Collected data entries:
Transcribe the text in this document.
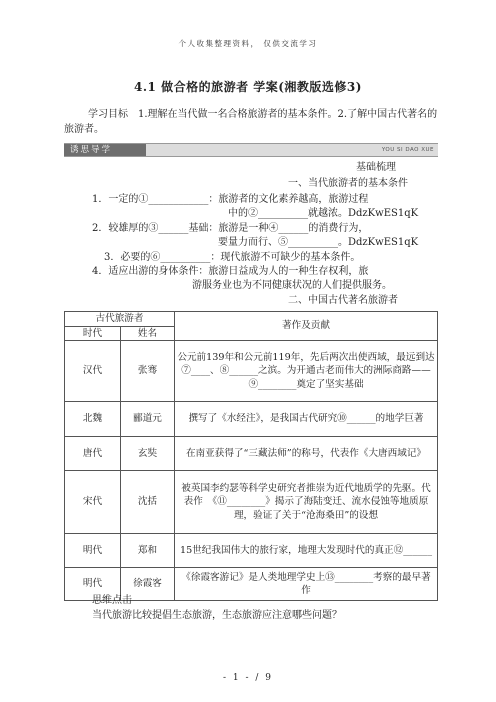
个人收集整理资料， 仅供交流学习
4.1 做合格的旅游者 学案(湘教版选修3)
学习目标　1.理解在当代做一名合格旅游者的基本条件。2.了解中国古代著名的旅游者。
诱思导学	YOU SI DAO XUE
基础梳理
一、当代旅游者的基本条件
1．一定的①____________：旅游者的文化素养越高，旅游过程
中的②__________就越浓。DdzKwES1qK
2．较雄厚的③______基础：旅游是一种④______的消费行为，
要量力而行、⑤__________。DdzKwES1qK
3．必要的⑥__________：现代旅游不可缺少的基本条件。
4．适应出游的身体条件：旅游日益成为人的一种生存权利，旅
游服务业也为不同健康状况的人们提供服务。
二、中国古代著名旅游者
古代旅游者		著作及贡献
时代	姓名	
汉代	张骞	公元前139年和公元前119年，先后两次出使西域，最远到达⑦____、⑧______之滨。为开通古老而伟大的洲际商路——⑨________奠定了坚实基础
北魏	郦道元	撰写了《水经注》，是我国古代研究⑩______的地学巨著
唐代	玄奘	在南亚获得了“三藏法师”的称号，代表作《大唐西域记》
宋代	沈括	被英国李约瑟等科学史研究者推崇为近代地质学的先驱。代表作　《⑪________》揭示了海陆变迁、流水侵蚀等地质原理，验证了关于“沧海桑田”的设想
明代	郑和	15世纪我国伟大的旅行家，地理大发现时代的真正⑫______
明代	徐霞客	《徐霞客游记》是人类地理学史上⑬________考察的最早著作
思维点击
当代旅游比较提倡生态旅游，生态旅游应注意哪些问题？
- 1 - / 9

Work required ->
Copy the material above in full and exactly, skipping pictures.

Complete answer ->
Transcribe the text in this document.
个人收集整理资料， 仅供交流学习
4.1 做合格的旅游者 学案(湘教版选修3)
学习目标　1.理解在当代做一名合格旅游者的基本条件。2.了解中国古代著名的旅游者。
诱思导学	YOU SI DAO XUE
基础梳理
一、当代旅游者的基本条件
1．一定的①____________：旅游者的文化素养越高，旅游过程
中的②__________就越浓。DdzKwES1qK
2．较雄厚的③______基础：旅游是一种④______的消费行为，
要量力而行、⑤__________。DdzKwES1qK
3．必要的⑥__________：现代旅游不可缺少的基本条件。
4．适应出游的身体条件：旅游日益成为人的一种生存权利，旅
游服务业也为不同健康状况的人们提供服务。
二、中国古代著名旅游者
古代旅游者		著作及贡献
时代	姓名	
汉代	张骞	公元前139年和公元前119年，先后两次出使西域，最远到达⑦____、⑧______之滨。为开通古老而伟大的洲际商路——⑨________奠定了坚实基础
北魏	郦道元	撰写了《水经注》，是我国古代研究⑩______的地学巨著
唐代	玄奘	在南亚获得了“三藏法师”的称号，代表作《大唐西域记》
宋代	沈括	被英国李约瑟等科学史研究者推崇为近代地质学的先驱。代表作　《⑪________》揭示了海陆变迁、流水侵蚀等地质原理，验证了关于“沧海桑田”的设想
明代	郑和	15世纪我国伟大的旅行家，地理大发现时代的真正⑫______
明代	徐霞客	《徐霞客游记》是人类地理学史上⑬________考察的最早著作
思维点击
当代旅游比较提倡生态旅游，生态旅游应注意哪些问题？
- 1 - / 9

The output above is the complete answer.